EXERCISE AIM
Omit all pictures, then retype the data exactly as given.

EXTRACTED RECORDS

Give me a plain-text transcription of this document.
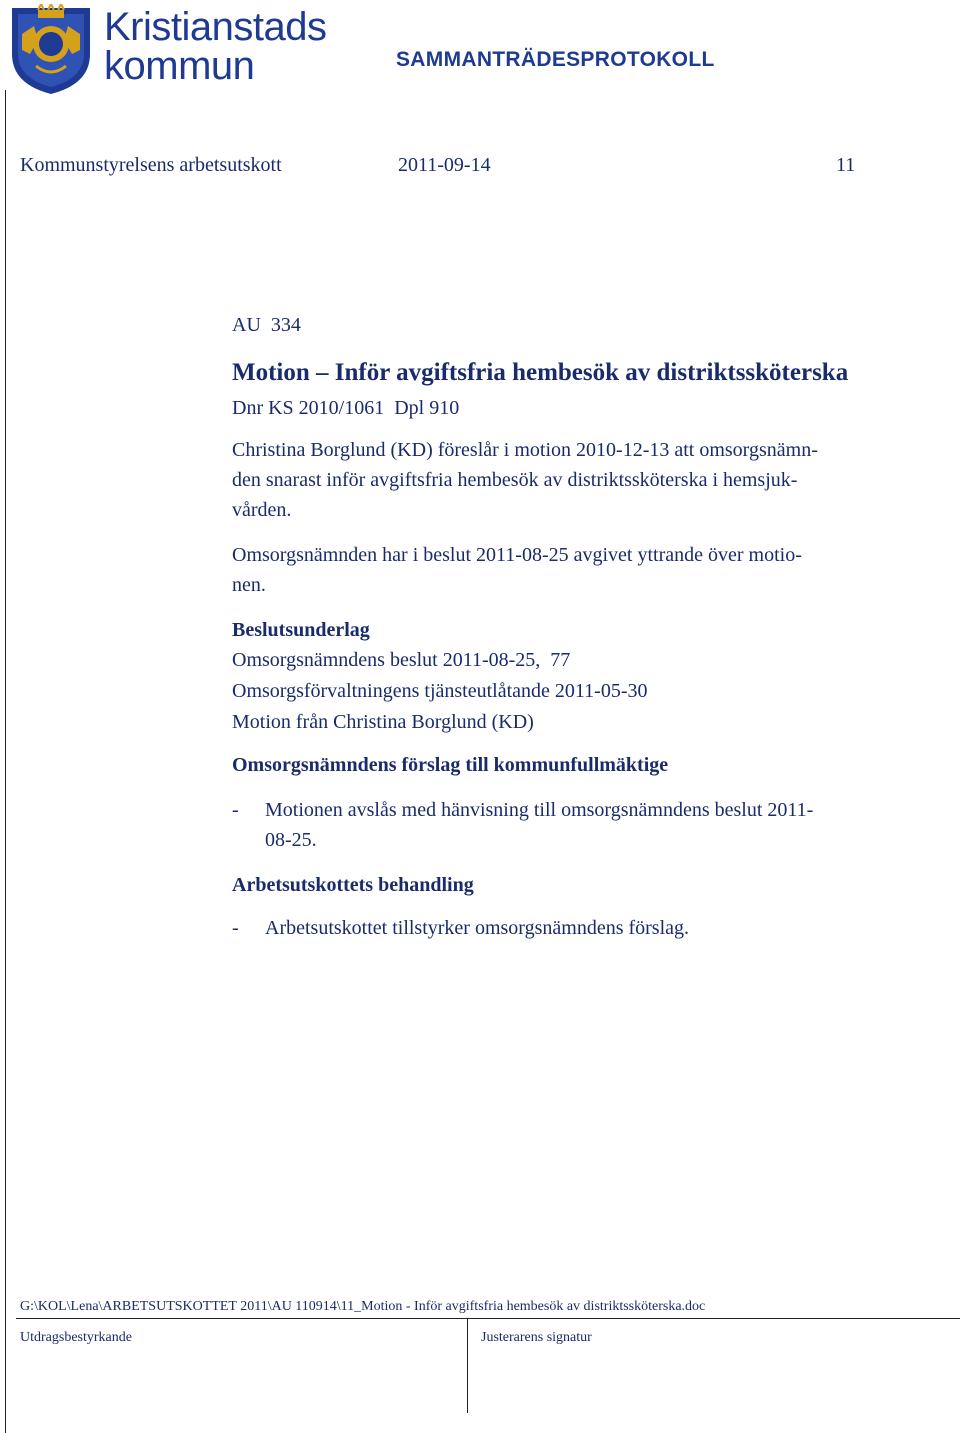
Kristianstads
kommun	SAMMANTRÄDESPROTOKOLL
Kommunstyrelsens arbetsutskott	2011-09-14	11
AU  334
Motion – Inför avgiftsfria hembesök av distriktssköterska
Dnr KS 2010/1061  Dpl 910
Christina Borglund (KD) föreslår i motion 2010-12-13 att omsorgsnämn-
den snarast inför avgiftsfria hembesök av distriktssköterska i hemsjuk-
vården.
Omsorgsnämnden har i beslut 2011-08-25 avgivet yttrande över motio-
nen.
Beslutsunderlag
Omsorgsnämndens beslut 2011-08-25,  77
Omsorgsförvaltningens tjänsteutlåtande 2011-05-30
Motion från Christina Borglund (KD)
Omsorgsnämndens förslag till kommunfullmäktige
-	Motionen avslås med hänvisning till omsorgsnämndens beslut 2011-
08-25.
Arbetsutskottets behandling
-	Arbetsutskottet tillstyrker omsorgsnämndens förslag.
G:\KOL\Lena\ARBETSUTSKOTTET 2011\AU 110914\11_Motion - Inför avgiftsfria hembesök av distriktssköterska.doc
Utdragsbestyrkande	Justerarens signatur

RESPONSE
Give me a plain-text transcription of this document.
Kristianstads
kommun	SAMMANTRÄDESPROTOKOLL
Kommunstyrelsens arbetsutskott	2011-09-14	11
AU  334
Motion – Inför avgiftsfria hembesök av distriktssköterska
Dnr KS 2010/1061  Dpl 910
Christina Borglund (KD) föreslår i motion 2010-12-13 att omsorgsnämn-
den snarast inför avgiftsfria hembesök av distriktssköterska i hemsjuk-
vården.
Omsorgsnämnden har i beslut 2011-08-25 avgivet yttrande över motio-
nen.
Beslutsunderlag
Omsorgsnämndens beslut 2011-08-25,  77
Omsorgsförvaltningens tjänsteutlåtande 2011-05-30
Motion från Christina Borglund (KD)
Omsorgsnämndens förslag till kommunfullmäktige
-	Motionen avslås med hänvisning till omsorgsnämndens beslut 2011-
08-25.
Arbetsutskottets behandling
-	Arbetsutskottet tillstyrker omsorgsnämndens förslag.
G:\KOL\Lena\ARBETSUTSKOTTET 2011\AU 110914\11_Motion - Inför avgiftsfria hembesök av distriktssköterska.doc
Utdragsbestyrkande	Justerarens signatur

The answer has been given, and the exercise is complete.